**TASK BRIEF**
Where a line below holds the string "Correlation", copy that line.
======== INPUT ========
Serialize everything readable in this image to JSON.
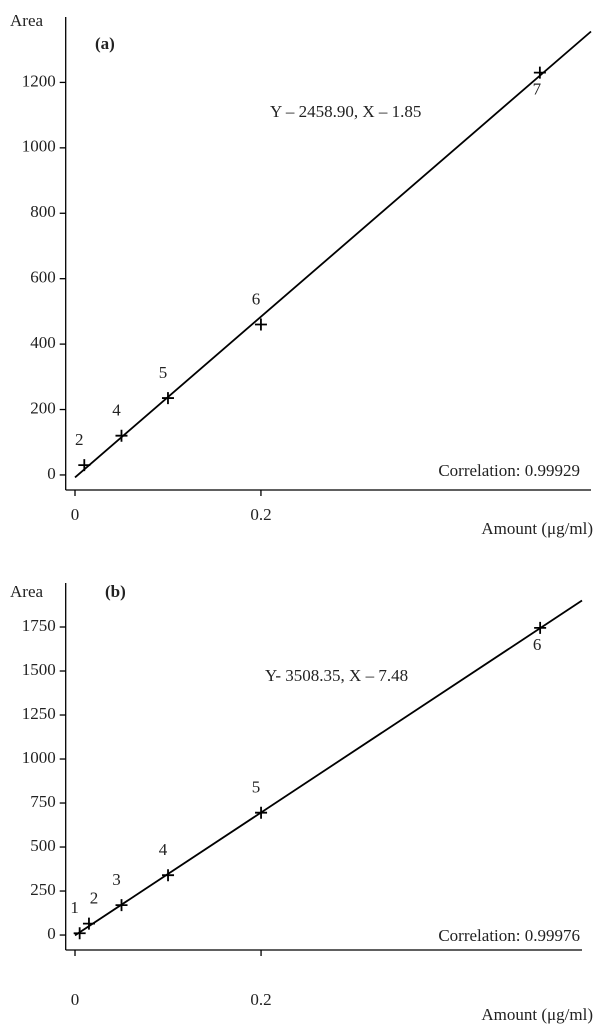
{
  "chart_data": [
    {
      "type": "scatter",
      "title": "(a)",
      "y_label": "Area",
      "x_label": "Amount (μg/ml)",
      "equation": "Y – 2458.90, X – 1.85",
      "correlation": "Correlation: 0.99929",
      "x": [
        0.01,
        0.05,
        0.1,
        0.2,
        0.5
      ],
      "values": [
        30,
        120,
        235,
        460,
        1230
      ],
      "point_labels": [
        "2",
        "4",
        "5",
        "6",
        "7"
      ],
      "xlim": [
        -0.01,
        0.555
      ],
      "ylim": [
        -46,
        1400
      ],
      "xticks": [
        0,
        0.2
      ],
      "yticks": [
        0,
        200,
        400,
        600,
        800,
        1000,
        1200
      ],
      "color": "#000000",
      "fit_line": true
    },
    {
      "type": "scatter",
      "title": "(b)",
      "y_label": "Area",
      "x_label": "Amount (μg/ml)",
      "equation": "Y- 3508.35, X – 7.48",
      "correlation": "Correlation: 0.99976",
      "x": [
        0.005,
        0.015,
        0.05,
        0.1,
        0.2,
        0.5
      ],
      "values": [
        10,
        65,
        170,
        340,
        695,
        1745
      ],
      "point_labels": [
        "1",
        "2",
        "3",
        "4",
        "5",
        "6"
      ],
      "xlim": [
        -0.01,
        0.545
      ],
      "ylim": [
        -85,
        2000
      ],
      "xticks": [
        0,
        0.2
      ],
      "yticks": [
        0,
        250,
        500,
        750,
        1000,
        1250,
        1500,
        1750
      ],
      "color": "#000000",
      "fit_line": true
    }
  ]
}
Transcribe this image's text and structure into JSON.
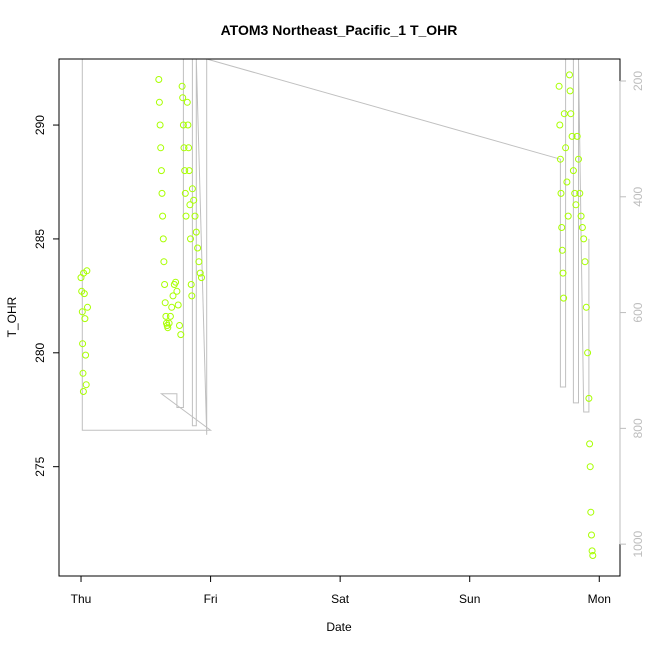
{
  "chart_data": {
    "type": "scatter",
    "title": "ATOM3 Northeast_Pacific_1 T_OHR",
    "xlabel": "Date",
    "ylabel": "T_OHR",
    "x_ticks": [
      "Thu",
      "Fri",
      "Sat",
      "Sun",
      "Mon"
    ],
    "xlim": [
      -0.17,
      4.16
    ],
    "ylim": [
      270.2,
      292.9
    ],
    "y_ticks": [
      275,
      280,
      285,
      290
    ],
    "y2_ticks": [
      200,
      400,
      600,
      800,
      1000
    ],
    "y2lim": [
      1055,
      162
    ],
    "colors": {
      "points": "#a8ff00",
      "profile_line": "#c0c0c0"
    },
    "series": [
      {
        "type": "points",
        "values": [
          [
            0.0,
            283.3
          ],
          [
            0.005,
            282.7
          ],
          [
            0.01,
            281.8
          ],
          [
            0.012,
            280.4
          ],
          [
            0.015,
            279.1
          ],
          [
            0.018,
            278.3
          ],
          [
            0.02,
            283.5
          ],
          [
            0.025,
            282.6
          ],
          [
            0.03,
            281.5
          ],
          [
            0.035,
            279.9
          ],
          [
            0.04,
            278.6
          ],
          [
            0.045,
            283.6
          ],
          [
            0.05,
            282.0
          ],
          [
            0.6,
            292.0
          ],
          [
            0.605,
            291.0
          ],
          [
            0.61,
            290.0
          ],
          [
            0.615,
            289.0
          ],
          [
            0.62,
            288.0
          ],
          [
            0.625,
            287.0
          ],
          [
            0.63,
            286.0
          ],
          [
            0.635,
            285.0
          ],
          [
            0.64,
            284.0
          ],
          [
            0.645,
            283.0
          ],
          [
            0.65,
            282.2
          ],
          [
            0.655,
            281.6
          ],
          [
            0.66,
            281.3
          ],
          [
            0.665,
            281.2
          ],
          [
            0.67,
            281.1
          ],
          [
            0.68,
            281.3
          ],
          [
            0.69,
            281.6
          ],
          [
            0.7,
            282.0
          ],
          [
            0.71,
            282.5
          ],
          [
            0.72,
            283.0
          ],
          [
            0.73,
            283.1
          ],
          [
            0.74,
            282.7
          ],
          [
            0.75,
            282.1
          ],
          [
            0.76,
            281.2
          ],
          [
            0.77,
            280.8
          ],
          [
            0.78,
            291.7
          ],
          [
            0.785,
            291.2
          ],
          [
            0.79,
            290.0
          ],
          [
            0.795,
            289.0
          ],
          [
            0.8,
            288.0
          ],
          [
            0.805,
            287.0
          ],
          [
            0.81,
            286.0
          ],
          [
            0.82,
            291.0
          ],
          [
            0.825,
            290.0
          ],
          [
            0.83,
            289.0
          ],
          [
            0.835,
            288.0
          ],
          [
            0.84,
            286.5
          ],
          [
            0.845,
            285.0
          ],
          [
            0.85,
            283.0
          ],
          [
            0.855,
            282.5
          ],
          [
            0.86,
            287.2
          ],
          [
            0.87,
            286.7
          ],
          [
            0.88,
            286.0
          ],
          [
            0.89,
            285.3
          ],
          [
            0.9,
            284.6
          ],
          [
            0.91,
            284.0
          ],
          [
            0.92,
            283.5
          ],
          [
            0.93,
            283.3
          ],
          [
            3.69,
            291.7
          ],
          [
            3.695,
            290.0
          ],
          [
            3.7,
            288.5
          ],
          [
            3.705,
            287.0
          ],
          [
            3.71,
            285.5
          ],
          [
            3.715,
            284.5
          ],
          [
            3.72,
            283.5
          ],
          [
            3.725,
            282.4
          ],
          [
            3.73,
            290.5
          ],
          [
            3.74,
            289.0
          ],
          [
            3.75,
            287.5
          ],
          [
            3.76,
            286.0
          ],
          [
            3.77,
            292.2
          ],
          [
            3.775,
            291.5
          ],
          [
            3.78,
            290.5
          ],
          [
            3.79,
            289.5
          ],
          [
            3.8,
            288.0
          ],
          [
            3.81,
            287.0
          ],
          [
            3.82,
            286.5
          ],
          [
            3.83,
            289.5
          ],
          [
            3.84,
            288.5
          ],
          [
            3.85,
            287.0
          ],
          [
            3.86,
            286.0
          ],
          [
            3.87,
            285.5
          ],
          [
            3.88,
            285.0
          ],
          [
            3.89,
            284.0
          ],
          [
            3.9,
            282.0
          ],
          [
            3.91,
            280.0
          ],
          [
            3.92,
            278.0
          ],
          [
            3.925,
            276.0
          ],
          [
            3.93,
            275.0
          ],
          [
            3.935,
            273.0
          ],
          [
            3.94,
            272.0
          ],
          [
            3.945,
            271.3
          ],
          [
            3.95,
            271.1
          ]
        ]
      },
      {
        "type": "line",
        "values": [
          [
            0.01,
            292.9
          ],
          [
            0.01,
            276.6
          ],
          [
            1.0,
            276.6
          ],
          [
            0.62,
            278.2
          ],
          [
            0.74,
            278.2
          ],
          [
            0.74,
            277.6
          ],
          [
            0.79,
            277.6
          ],
          [
            0.79,
            292.9
          ],
          [
            0.86,
            292.9
          ],
          [
            0.86,
            276.8
          ],
          [
            0.89,
            276.8
          ],
          [
            0.89,
            292.9
          ],
          [
            0.97,
            276.4
          ],
          [
            0.97,
            292.9
          ],
          [
            3.7,
            288.5
          ],
          [
            3.7,
            278.5
          ],
          [
            3.74,
            278.5
          ],
          [
            3.74,
            292.9
          ],
          [
            3.8,
            292.9
          ],
          [
            3.8,
            277.8
          ],
          [
            3.84,
            277.8
          ],
          [
            3.84,
            292.9
          ],
          [
            3.88,
            277.4
          ],
          [
            3.92,
            277.4
          ],
          [
            3.92,
            285.0
          ]
        ]
      }
    ]
  }
}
========
**RESULT OF THIS EXERCISE**
      "correlation": "Correlation: 0.99929",
      "correlation": "Correlation: 0.99976",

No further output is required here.